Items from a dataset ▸
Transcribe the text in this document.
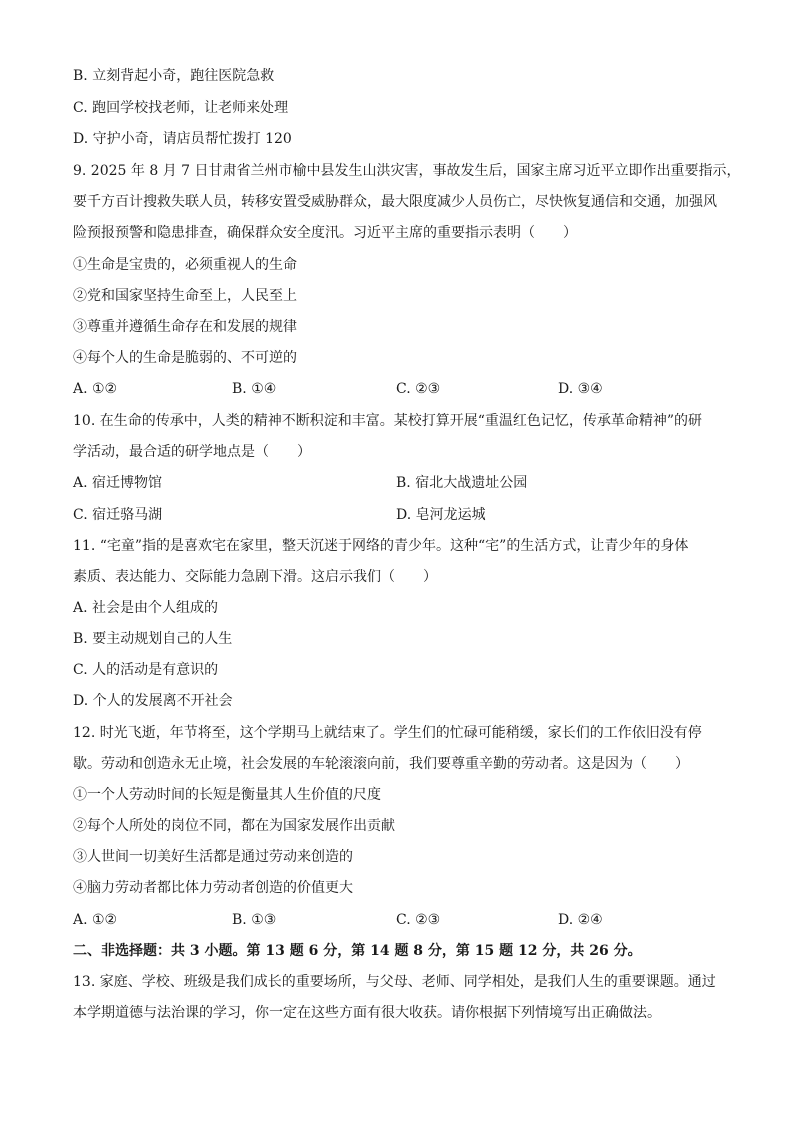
B. 立刻背起小奇，跑往医院急救
C. 跑回学校找老师，让老师来处理
D. 守护小奇，请店员帮忙拨打 120
9. 2025 年 8 月 7 日甘肃省兰州市榆中县发生山洪灾害，事故发生后，国家主席习近平立即作出重要指示，
要千方百计搜救失联人员，转移安置受威胁群众，最大限度减少人员伤亡，尽快恢复通信和交通，加强风
险预报预警和隐患排查，确保群众安全度汛。习近平主席的重要指示表明（　　）
①生命是宝贵的，必须重视人的生命
②党和国家坚持生命至上，人民至上
③尊重并遵循生命存在和发展的规律
④每个人的生命是脆弱的、不可逆的
A. ①②	B. ①④	C. ②③	D. ③④
10. 在生命的传承中，人类的精神不断积淀和丰富。某校打算开展“重温红色记忆，传承革命精神”的研
学活动，最合适的研学地点是（　　）
A. 宿迁博物馆	B. 宿北大战遗址公园
C. 宿迁骆马湖	D. 皂河龙运城
11. “宅童”指的是喜欢宅在家里，整天沉迷于网络的青少年。这种“宅”的生活方式，让青少年的身体
素质、表达能力、交际能力急剧下滑。这启示我们（　　）
A. 社会是由个人组成的
B. 要主动规划自己的人生
C. 人的活动是有意识的
D. 个人的发展离不开社会
12. 时光飞逝，年节将至，这个学期马上就结束了。学生们的忙碌可能稍缓，家长们的工作依旧没有停
歇。劳动和创造永无止境，社会发展的车轮滚滚向前，我们要尊重辛勤的劳动者。这是因为（　　）
①一个人劳动时间的长短是衡量其人生价值的尺度
②每个人所处的岗位不同，都在为国家发展作出贡献
③人世间一切美好生活都是通过劳动来创造的
④脑力劳动者都比体力劳动者创造的价值更大
A. ①②	B. ①③	C. ②③	D. ②④
二、非选择题：共 3 小题。第 13 题 6 分，第 14 题 8 分，第 15 题 12 分，共 26 分。
13. 家庭、学校、班级是我们成长的重要场所，与父母、老师、同学相处，是我们人生的重要课题。通过
本学期道德与法治课的学习，你一定在这些方面有很大收获。请你根据下列情境写出正确做法。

WHAT YOU NEED TO DO ▸ Reproduce the listing exactly. Leave its pictures out.

ANSWER TO THE TASK ▸
Transcribe the text in this document.
B. 立刻背起小奇，跑往医院急救
C. 跑回学校找老师，让老师来处理
D. 守护小奇，请店员帮忙拨打 120
9. 2025 年 8 月 7 日甘肃省兰州市榆中县发生山洪灾害，事故发生后，国家主席习近平立即作出重要指示，
要千方百计搜救失联人员，转移安置受威胁群众，最大限度减少人员伤亡，尽快恢复通信和交通，加强风
险预报预警和隐患排查，确保群众安全度汛。习近平主席的重要指示表明（　　）
①生命是宝贵的，必须重视人的生命
②党和国家坚持生命至上，人民至上
③尊重并遵循生命存在和发展的规律
④每个人的生命是脆弱的、不可逆的
A. ①②	B. ①④	C. ②③	D. ③④
10. 在生命的传承中，人类的精神不断积淀和丰富。某校打算开展“重温红色记忆，传承革命精神”的研
学活动，最合适的研学地点是（　　）
A. 宿迁博物馆	B. 宿北大战遗址公园
C. 宿迁骆马湖	D. 皂河龙运城
11. “宅童”指的是喜欢宅在家里，整天沉迷于网络的青少年。这种“宅”的生活方式，让青少年的身体
素质、表达能力、交际能力急剧下滑。这启示我们（　　）
A. 社会是由个人组成的
B. 要主动规划自己的人生
C. 人的活动是有意识的
D. 个人的发展离不开社会
12. 时光飞逝，年节将至，这个学期马上就结束了。学生们的忙碌可能稍缓，家长们的工作依旧没有停
歇。劳动和创造永无止境，社会发展的车轮滚滚向前，我们要尊重辛勤的劳动者。这是因为（　　）
①一个人劳动时间的长短是衡量其人生价值的尺度
②每个人所处的岗位不同，都在为国家发展作出贡献
③人世间一切美好生活都是通过劳动来创造的
④脑力劳动者都比体力劳动者创造的价值更大
A. ①②	B. ①③	C. ②③	D. ②④
二、非选择题：共 3 小题。第 13 题 6 分，第 14 题 8 分，第 15 题 12 分，共 26 分。
13. 家庭、学校、班级是我们成长的重要场所，与父母、老师、同学相处，是我们人生的重要课题。通过
本学期道德与法治课的学习，你一定在这些方面有很大收获。请你根据下列情境写出正确做法。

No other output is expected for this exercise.